» Short problem
Give the number of lines that include the string "Kuva", nothing more.
**** Task input
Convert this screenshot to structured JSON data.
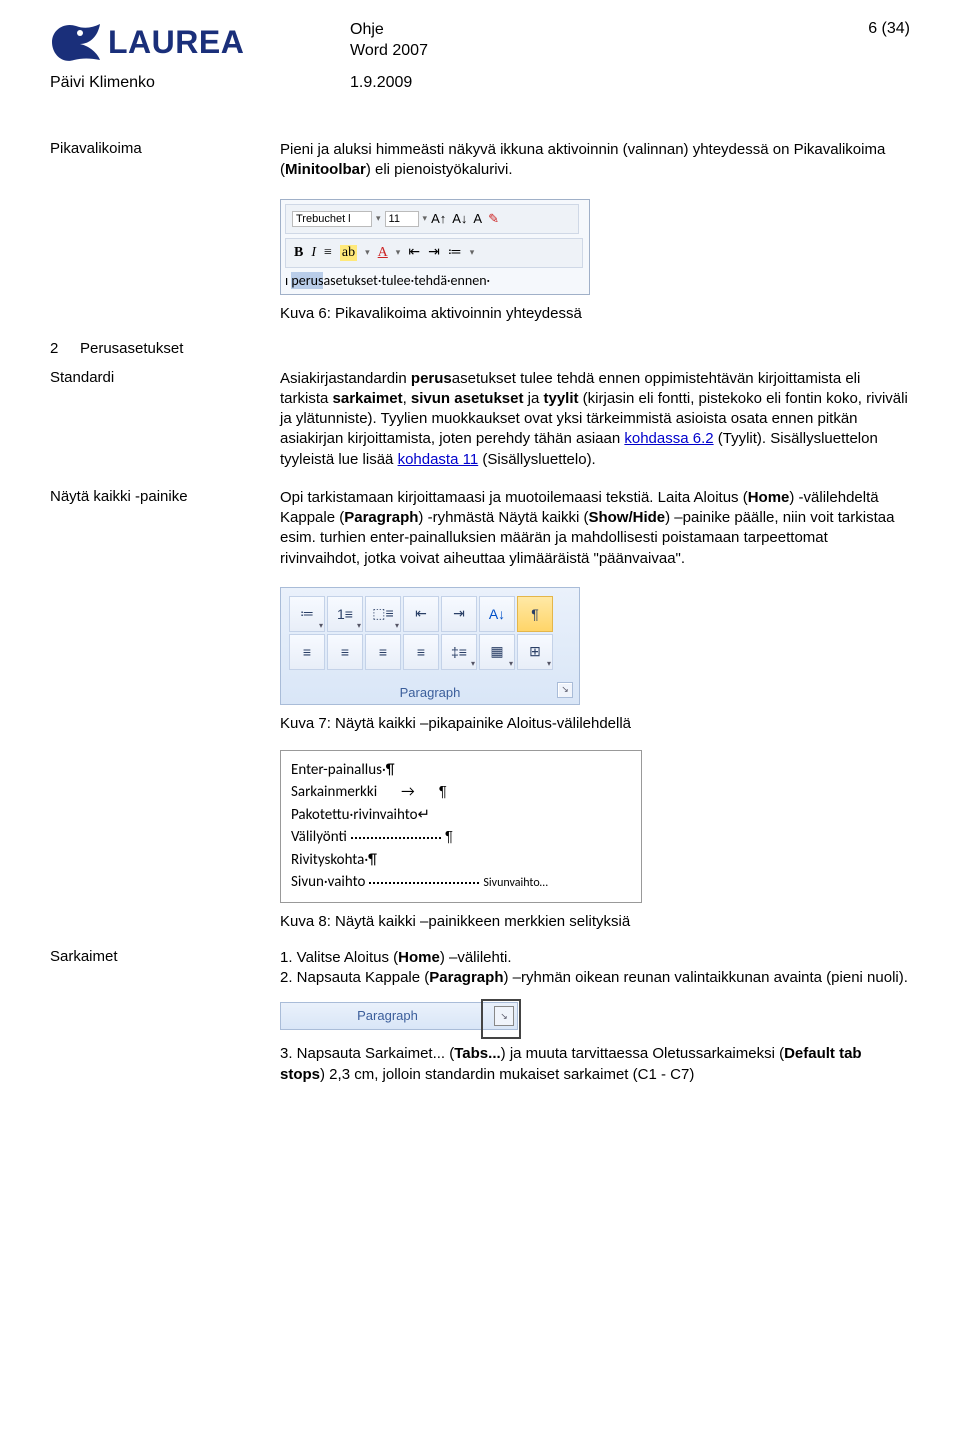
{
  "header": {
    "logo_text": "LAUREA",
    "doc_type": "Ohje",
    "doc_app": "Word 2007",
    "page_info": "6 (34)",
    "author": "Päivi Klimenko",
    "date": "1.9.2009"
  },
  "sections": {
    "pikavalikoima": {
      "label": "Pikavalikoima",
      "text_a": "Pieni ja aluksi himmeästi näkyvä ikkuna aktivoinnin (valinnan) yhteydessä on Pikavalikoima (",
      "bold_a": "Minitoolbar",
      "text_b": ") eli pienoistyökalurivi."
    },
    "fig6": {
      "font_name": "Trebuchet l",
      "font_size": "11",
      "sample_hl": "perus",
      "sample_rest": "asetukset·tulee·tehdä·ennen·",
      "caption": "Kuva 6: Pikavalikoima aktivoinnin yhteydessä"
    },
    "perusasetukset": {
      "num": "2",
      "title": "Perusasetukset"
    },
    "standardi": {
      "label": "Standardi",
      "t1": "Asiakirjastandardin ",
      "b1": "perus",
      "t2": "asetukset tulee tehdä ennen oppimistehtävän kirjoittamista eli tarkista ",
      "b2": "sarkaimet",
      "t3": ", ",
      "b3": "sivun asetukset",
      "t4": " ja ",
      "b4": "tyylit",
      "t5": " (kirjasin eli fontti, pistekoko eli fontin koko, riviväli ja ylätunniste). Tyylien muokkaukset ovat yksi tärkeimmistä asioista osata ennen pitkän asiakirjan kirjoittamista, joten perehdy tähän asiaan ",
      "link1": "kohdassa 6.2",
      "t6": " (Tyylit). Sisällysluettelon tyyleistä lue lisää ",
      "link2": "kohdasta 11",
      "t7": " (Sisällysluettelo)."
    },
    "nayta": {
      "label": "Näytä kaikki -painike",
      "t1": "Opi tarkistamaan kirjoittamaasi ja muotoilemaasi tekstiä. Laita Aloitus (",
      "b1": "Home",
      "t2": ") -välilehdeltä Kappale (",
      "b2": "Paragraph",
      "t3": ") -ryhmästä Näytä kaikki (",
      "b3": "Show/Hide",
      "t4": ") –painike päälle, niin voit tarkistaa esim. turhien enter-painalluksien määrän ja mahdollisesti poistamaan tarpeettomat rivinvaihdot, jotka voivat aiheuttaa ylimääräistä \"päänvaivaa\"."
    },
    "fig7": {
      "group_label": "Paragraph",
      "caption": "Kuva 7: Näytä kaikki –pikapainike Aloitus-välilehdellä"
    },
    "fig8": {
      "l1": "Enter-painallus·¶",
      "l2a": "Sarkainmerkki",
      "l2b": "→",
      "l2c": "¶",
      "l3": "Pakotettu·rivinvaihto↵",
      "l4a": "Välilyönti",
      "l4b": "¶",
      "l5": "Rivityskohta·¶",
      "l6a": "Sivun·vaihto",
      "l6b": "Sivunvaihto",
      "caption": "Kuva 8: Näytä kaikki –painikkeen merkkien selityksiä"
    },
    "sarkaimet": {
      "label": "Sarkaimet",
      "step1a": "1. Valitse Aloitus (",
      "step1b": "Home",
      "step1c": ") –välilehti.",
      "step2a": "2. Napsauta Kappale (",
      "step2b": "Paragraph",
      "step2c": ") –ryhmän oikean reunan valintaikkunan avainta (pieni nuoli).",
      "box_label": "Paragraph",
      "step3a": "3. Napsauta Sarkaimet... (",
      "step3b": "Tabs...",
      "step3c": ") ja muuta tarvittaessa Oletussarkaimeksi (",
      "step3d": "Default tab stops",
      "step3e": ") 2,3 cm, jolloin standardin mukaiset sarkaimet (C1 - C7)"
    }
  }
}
********
» Task solution
3